----- SEZIONE DOCUMENTO -----
Annuisce, piacerebbe anche lei. Dovrà convincere il marito, dice, lui non è molto d’accordo.

A ricordare, parlando, mi torna allo scoperto quel pezzetto di vita condivisa con Ryosuke, dei bimbi incontrati, delle patologie di quelli abbandonati, di quelle causate a creature che nacquero sane ma subirono abusi. La memoria concretissima di quella piccina, soprattutto, appena entrata una stanza, che agitava convulsamente e costantemente la testa, fissata su una seggiolina perchè non si facesse del male: fu scossa con violenza da neonata ed ora si è guastata, come un orologio dalle lancette impazzite, come una cosa.

E l’intenzione di tornare un giorno su quel discorso, che ci tengo da morire. Qui, per raccontarlo, ma soprattutto nella pratica della mia esistenza.
E allora, quel giorno, avremo tre figli. Due miei e di Ryosuke, ed uno “nostro”, di tutti quanti noi, bimbi inclusi. Figli di scelte diverse. Una stessa famiglia.

Ci vorranno più soldi, una casa spaziosa. Un cuore solido. E fermo.

Mi preparo, inconsapevolmente, ogni giorno a quel giorno. Leggendo delle notizie solo quello che serve, salvaguardando l’energia che mi spinge alla vita. Proteggendo la gioia.

Proprio come dice Spinoza.

Yasashisa

Nel discorso sulla tenerezza, che tocca il sociale e il culturale, e che continuo partendo da una riflessione inaugurata altrove poco fa (qui), volgo uno sguardo centrato, più accurato, al Giappone, torno ai miei figli che sono metà una nazione e metà un’altra, nel pieno di un pianeta che si decide ancora oggi tanto più sul polso che sulla carezza.

「優しさ」/yasashisa/ è in giapponese la gentilezza, la dolcezza. Nel suo kanji mostra una persona che, con animo preoccupato, guarda dal margine, di lato. È la persona che si preoccupa di un’altra, partecipa alla sua vicenda. È questa la gentilezza.

 E tanti sono i nomi propri che desiderano abbracciare nel significato questo sentimento. La gentilezza, la tenerezza.

 Mi sono accorta negli anni come il giapponese, in un contesto internazionale, risulti spesso di primo acchito “carino, gentile” ma poco di più. L’occidentale ne ammira – senza alcun desiderio tuttavia di emularlo – il garbo, quella estrema cortesia che spesso lo diminuisce ai suoi occhi.
-----
## COSA FARE:
Riporta senza alcuna modifica il passo del brano sulla tenerezza che comincia con "Nel discorso sulla" e prosegue fino a "che sulla carezza.".
----- SEZIONE DATI -----
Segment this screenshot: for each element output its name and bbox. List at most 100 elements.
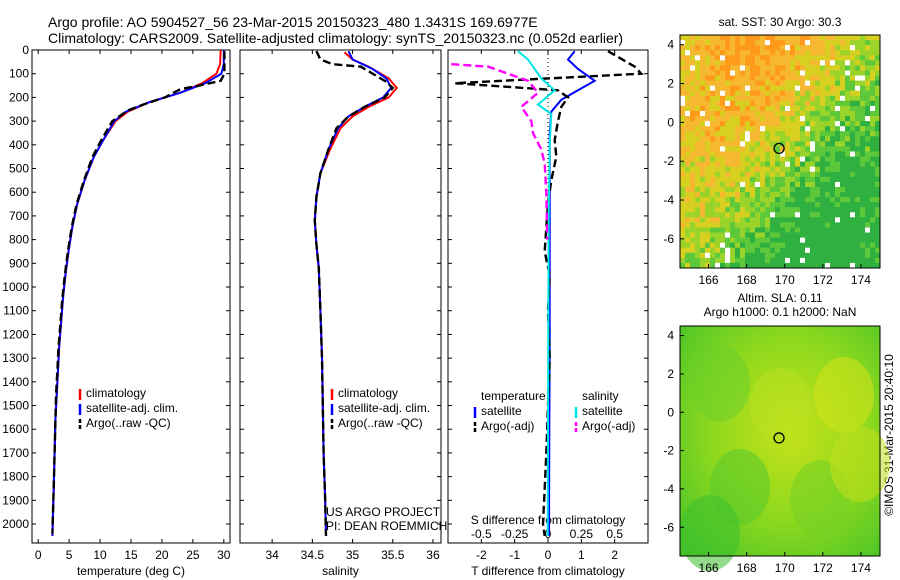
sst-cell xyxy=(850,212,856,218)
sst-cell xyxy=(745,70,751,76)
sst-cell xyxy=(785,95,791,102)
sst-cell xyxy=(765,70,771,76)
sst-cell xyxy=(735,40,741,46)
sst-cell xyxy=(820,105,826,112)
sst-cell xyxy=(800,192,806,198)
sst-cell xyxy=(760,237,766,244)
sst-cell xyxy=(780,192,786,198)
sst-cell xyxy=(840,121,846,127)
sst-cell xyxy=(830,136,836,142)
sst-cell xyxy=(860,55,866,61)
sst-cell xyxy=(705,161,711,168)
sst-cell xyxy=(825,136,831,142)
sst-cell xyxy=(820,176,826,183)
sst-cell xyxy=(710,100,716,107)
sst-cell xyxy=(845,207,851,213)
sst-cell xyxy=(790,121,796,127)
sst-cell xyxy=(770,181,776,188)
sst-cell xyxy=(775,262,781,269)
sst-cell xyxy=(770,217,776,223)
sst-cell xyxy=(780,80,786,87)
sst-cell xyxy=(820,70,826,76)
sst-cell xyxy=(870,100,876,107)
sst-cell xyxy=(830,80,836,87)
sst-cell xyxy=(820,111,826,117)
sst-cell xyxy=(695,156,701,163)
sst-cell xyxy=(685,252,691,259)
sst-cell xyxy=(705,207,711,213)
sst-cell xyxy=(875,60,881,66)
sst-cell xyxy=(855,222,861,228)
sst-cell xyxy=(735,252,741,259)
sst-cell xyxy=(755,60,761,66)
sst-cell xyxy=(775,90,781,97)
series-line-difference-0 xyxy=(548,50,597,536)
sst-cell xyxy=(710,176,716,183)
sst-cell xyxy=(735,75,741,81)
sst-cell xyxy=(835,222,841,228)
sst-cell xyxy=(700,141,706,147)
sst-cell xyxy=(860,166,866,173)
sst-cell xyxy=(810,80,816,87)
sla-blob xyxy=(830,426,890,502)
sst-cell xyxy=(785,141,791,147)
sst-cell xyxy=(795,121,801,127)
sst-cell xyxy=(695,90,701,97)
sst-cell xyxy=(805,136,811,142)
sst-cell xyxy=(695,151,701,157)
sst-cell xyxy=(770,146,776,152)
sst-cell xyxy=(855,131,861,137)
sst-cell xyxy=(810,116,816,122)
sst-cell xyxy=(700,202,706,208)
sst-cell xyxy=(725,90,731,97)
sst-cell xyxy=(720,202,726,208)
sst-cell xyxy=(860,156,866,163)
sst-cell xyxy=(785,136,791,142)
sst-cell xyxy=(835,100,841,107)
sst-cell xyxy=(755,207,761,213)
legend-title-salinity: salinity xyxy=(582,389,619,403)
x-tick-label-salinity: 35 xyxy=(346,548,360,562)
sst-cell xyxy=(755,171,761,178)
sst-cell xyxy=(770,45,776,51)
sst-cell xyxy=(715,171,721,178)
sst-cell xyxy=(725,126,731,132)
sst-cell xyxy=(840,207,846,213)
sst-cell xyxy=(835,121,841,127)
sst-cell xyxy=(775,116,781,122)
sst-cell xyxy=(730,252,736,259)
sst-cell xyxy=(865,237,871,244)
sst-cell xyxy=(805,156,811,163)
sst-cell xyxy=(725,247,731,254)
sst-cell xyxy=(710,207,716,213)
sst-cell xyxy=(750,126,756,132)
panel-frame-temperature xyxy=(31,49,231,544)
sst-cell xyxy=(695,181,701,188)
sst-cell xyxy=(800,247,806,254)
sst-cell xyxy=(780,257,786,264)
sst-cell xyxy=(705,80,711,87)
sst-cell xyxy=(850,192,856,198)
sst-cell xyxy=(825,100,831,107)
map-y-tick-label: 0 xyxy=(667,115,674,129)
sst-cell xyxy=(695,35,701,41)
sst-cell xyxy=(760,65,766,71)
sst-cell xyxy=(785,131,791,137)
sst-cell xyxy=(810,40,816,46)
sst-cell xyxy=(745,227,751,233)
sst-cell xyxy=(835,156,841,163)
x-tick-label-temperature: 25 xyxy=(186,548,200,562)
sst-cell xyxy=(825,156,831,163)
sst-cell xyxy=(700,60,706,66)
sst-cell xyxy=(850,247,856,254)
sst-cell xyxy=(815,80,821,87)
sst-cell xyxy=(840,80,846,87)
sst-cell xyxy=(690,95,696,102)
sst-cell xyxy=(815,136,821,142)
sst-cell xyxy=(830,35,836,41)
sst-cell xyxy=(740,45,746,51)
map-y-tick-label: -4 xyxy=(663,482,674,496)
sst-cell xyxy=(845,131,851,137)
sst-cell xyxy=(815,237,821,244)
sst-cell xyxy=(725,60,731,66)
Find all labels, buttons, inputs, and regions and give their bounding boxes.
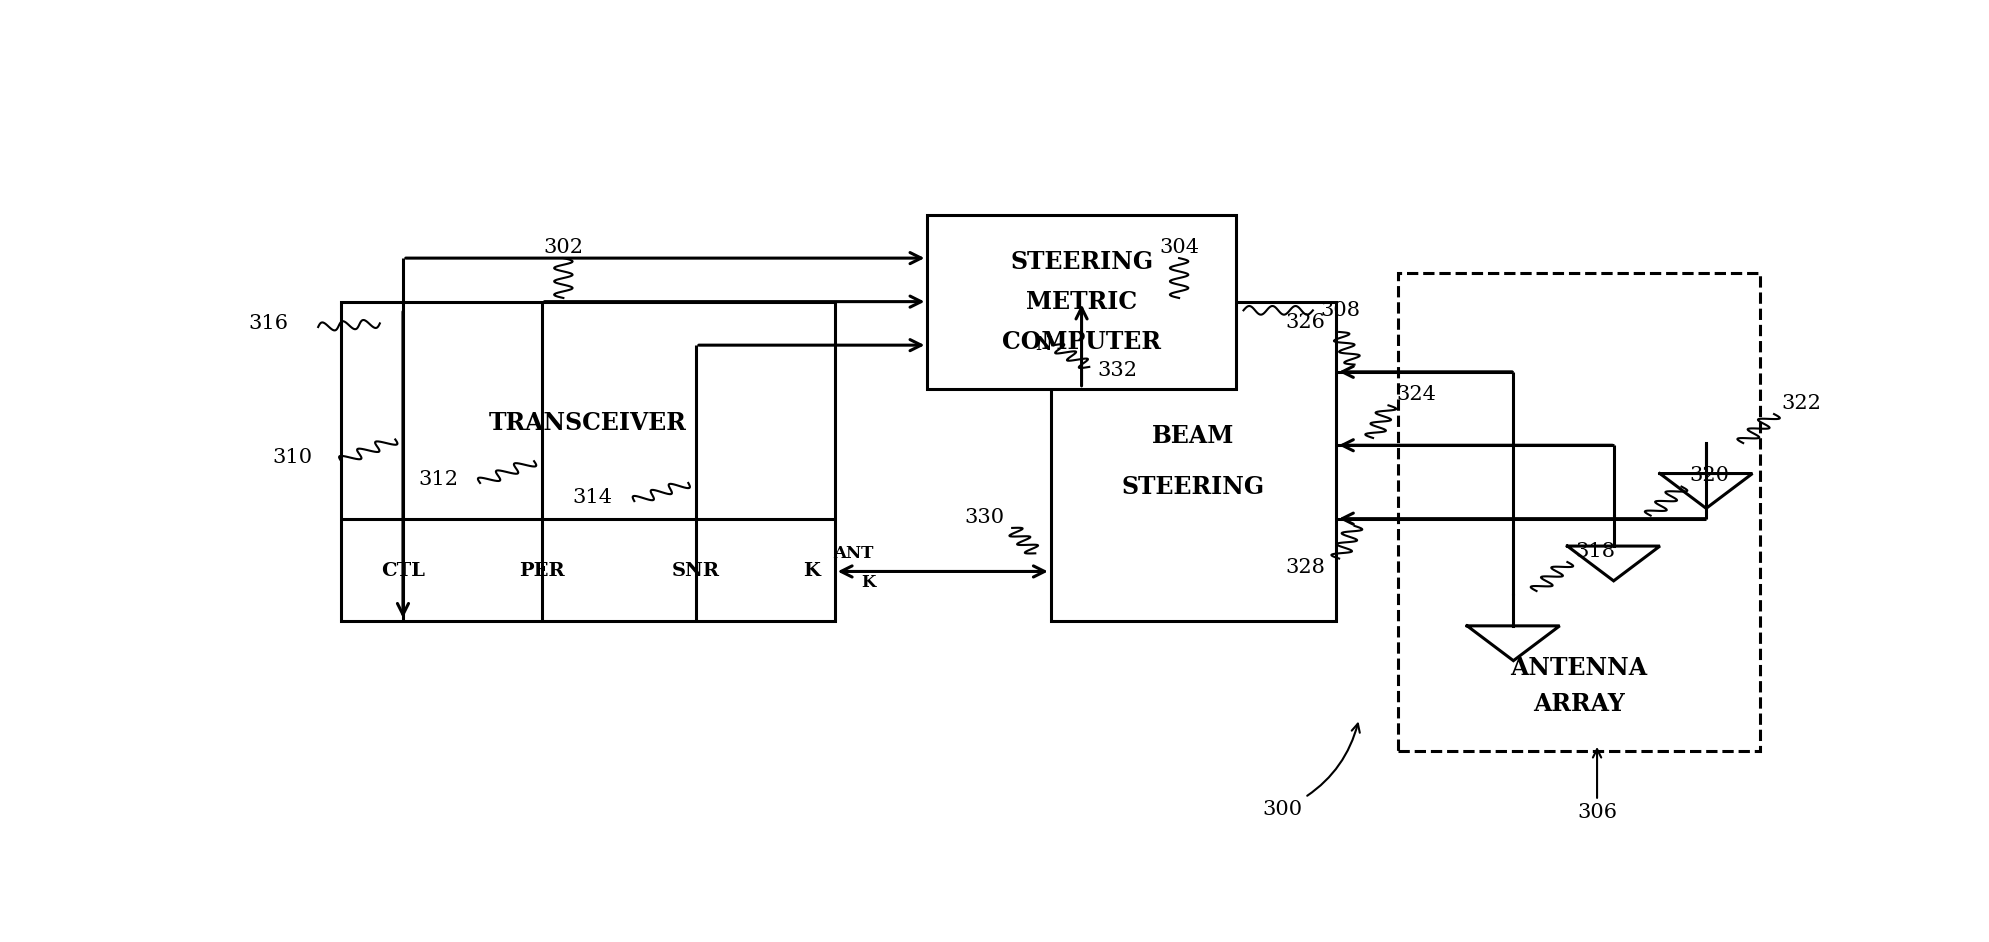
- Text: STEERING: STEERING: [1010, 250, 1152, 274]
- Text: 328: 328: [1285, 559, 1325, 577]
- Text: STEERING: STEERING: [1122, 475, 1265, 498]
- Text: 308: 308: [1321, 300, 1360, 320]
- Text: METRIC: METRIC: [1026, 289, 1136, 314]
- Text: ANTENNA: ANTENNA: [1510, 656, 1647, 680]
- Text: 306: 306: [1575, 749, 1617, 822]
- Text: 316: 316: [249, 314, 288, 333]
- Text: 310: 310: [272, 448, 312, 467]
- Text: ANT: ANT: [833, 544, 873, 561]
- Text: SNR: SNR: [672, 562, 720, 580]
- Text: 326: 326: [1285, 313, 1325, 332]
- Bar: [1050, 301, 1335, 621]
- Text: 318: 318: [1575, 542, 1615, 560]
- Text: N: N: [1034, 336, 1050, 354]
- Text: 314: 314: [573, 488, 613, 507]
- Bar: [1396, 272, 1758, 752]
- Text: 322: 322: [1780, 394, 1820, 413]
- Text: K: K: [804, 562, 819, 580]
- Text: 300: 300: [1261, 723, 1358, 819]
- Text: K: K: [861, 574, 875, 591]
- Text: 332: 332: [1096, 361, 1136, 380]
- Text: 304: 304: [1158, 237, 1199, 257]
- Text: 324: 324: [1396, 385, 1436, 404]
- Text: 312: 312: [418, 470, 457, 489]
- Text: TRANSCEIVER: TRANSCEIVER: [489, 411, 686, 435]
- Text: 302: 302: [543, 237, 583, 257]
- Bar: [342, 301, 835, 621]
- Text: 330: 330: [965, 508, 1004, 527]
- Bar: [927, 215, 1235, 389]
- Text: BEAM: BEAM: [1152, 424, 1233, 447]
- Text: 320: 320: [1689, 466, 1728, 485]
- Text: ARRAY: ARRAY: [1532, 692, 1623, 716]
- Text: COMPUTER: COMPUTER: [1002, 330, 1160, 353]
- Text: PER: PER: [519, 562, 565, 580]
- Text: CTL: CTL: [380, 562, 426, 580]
-----
----- SEZIONE DATI -----
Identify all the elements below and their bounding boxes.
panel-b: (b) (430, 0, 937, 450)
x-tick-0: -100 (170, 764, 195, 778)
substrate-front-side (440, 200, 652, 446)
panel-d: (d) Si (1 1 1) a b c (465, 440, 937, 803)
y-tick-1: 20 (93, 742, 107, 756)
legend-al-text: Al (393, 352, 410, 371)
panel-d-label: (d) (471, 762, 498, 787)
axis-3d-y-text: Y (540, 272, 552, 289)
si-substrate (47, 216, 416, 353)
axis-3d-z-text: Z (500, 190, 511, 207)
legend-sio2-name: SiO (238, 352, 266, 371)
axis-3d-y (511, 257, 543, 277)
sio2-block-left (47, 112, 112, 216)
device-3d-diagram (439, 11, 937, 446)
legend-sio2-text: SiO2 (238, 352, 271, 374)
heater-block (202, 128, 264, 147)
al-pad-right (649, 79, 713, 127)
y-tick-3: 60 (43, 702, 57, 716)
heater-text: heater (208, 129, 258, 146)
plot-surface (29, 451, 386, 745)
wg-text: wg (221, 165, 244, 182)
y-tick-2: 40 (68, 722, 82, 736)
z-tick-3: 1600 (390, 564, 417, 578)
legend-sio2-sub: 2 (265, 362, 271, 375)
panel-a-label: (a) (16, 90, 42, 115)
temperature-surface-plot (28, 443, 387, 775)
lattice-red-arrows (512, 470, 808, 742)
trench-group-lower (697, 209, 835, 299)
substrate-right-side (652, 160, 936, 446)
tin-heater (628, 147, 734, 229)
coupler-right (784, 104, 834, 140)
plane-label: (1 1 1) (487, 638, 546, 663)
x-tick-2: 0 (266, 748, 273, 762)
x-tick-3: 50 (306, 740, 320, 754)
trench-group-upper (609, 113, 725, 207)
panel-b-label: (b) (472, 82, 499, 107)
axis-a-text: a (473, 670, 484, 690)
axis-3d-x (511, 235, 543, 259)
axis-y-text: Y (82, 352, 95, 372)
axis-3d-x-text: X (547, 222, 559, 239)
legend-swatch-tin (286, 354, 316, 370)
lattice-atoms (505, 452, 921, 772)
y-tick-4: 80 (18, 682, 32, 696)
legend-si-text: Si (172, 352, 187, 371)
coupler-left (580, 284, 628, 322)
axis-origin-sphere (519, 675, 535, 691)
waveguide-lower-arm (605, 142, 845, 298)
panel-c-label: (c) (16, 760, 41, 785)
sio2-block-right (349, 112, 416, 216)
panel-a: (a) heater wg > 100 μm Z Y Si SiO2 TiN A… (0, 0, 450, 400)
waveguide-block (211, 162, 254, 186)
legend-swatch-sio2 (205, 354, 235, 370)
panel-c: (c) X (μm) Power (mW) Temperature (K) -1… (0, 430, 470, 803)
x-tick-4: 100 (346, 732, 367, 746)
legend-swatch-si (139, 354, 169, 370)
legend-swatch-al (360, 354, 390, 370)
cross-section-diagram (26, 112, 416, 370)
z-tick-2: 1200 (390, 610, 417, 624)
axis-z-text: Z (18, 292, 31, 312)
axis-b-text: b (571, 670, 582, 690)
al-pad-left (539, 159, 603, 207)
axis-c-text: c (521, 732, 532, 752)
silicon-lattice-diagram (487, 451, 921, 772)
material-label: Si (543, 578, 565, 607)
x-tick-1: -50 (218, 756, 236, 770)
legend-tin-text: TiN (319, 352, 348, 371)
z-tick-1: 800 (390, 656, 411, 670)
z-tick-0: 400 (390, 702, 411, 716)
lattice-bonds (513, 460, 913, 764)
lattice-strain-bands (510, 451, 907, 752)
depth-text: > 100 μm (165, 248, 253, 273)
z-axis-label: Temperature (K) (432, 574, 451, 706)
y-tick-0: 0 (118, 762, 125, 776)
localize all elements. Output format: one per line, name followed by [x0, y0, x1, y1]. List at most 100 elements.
-----
----- SEZIONE DATI -----
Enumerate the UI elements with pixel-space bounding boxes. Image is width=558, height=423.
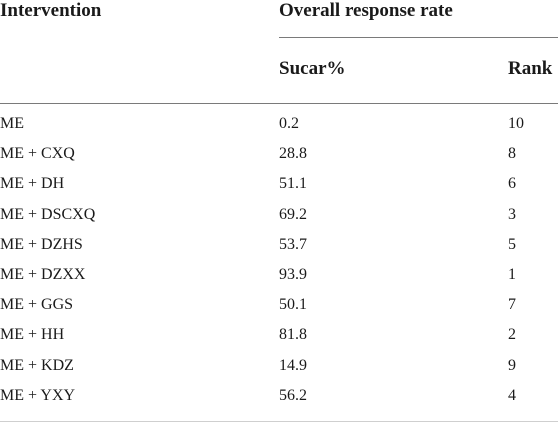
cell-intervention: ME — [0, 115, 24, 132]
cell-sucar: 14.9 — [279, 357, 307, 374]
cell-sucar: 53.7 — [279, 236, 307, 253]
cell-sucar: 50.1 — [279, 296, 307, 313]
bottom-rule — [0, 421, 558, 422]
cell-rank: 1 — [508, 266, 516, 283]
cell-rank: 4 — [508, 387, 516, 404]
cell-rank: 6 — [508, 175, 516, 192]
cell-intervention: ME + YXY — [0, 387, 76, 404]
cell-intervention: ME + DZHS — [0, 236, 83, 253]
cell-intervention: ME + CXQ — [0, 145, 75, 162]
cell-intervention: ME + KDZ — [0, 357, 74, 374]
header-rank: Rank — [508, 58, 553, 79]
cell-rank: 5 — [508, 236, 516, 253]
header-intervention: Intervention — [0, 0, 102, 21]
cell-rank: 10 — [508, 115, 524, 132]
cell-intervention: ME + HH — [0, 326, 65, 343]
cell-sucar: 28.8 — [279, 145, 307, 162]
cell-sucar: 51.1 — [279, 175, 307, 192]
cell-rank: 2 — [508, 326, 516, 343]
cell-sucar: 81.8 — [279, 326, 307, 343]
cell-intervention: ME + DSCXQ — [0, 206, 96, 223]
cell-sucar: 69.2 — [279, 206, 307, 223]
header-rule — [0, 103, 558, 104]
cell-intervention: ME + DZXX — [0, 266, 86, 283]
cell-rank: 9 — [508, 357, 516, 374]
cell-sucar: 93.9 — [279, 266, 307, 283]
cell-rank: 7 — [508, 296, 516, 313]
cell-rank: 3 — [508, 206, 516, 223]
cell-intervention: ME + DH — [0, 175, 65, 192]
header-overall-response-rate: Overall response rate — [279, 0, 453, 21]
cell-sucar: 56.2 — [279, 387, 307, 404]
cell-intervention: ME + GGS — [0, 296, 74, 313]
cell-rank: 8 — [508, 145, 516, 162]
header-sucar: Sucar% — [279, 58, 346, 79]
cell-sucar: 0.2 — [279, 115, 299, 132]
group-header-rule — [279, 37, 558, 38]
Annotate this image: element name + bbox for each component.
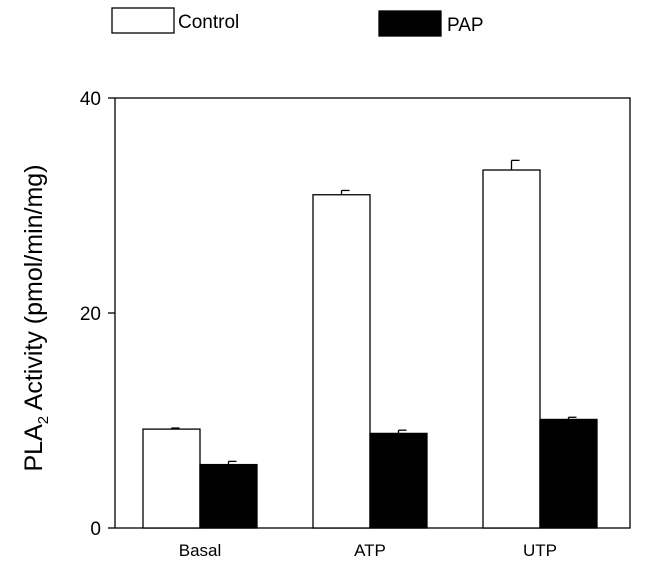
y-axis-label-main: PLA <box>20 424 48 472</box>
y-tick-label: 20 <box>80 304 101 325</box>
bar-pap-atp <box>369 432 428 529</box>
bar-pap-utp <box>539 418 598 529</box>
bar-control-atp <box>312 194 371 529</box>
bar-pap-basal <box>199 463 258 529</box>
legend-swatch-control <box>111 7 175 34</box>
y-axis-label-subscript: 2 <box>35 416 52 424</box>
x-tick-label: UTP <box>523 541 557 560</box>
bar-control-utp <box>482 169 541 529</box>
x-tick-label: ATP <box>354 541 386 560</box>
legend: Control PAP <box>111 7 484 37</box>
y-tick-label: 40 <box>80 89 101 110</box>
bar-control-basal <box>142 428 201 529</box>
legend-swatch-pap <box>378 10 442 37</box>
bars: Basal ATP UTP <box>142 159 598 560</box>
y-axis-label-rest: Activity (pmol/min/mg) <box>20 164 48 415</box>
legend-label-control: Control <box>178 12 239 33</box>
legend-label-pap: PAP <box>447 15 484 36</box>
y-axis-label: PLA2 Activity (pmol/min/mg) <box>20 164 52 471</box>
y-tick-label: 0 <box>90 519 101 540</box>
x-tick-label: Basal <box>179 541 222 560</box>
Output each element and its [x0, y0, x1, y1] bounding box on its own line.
-----
## RISULTATO FINALE:
Nel discorso sulla tenerezza, che tocca il sociale e il culturale, e che continuo partendo da una riflessione inaugurata altrove poco fa (qui), volgo uno sguardo centrato, più accurato, al Giappone, torno ai miei figli che sono metà una nazione e metà un’altra, nel pieno di un pianeta che si decide ancora oggi tanto più sul polso che sulla carezza.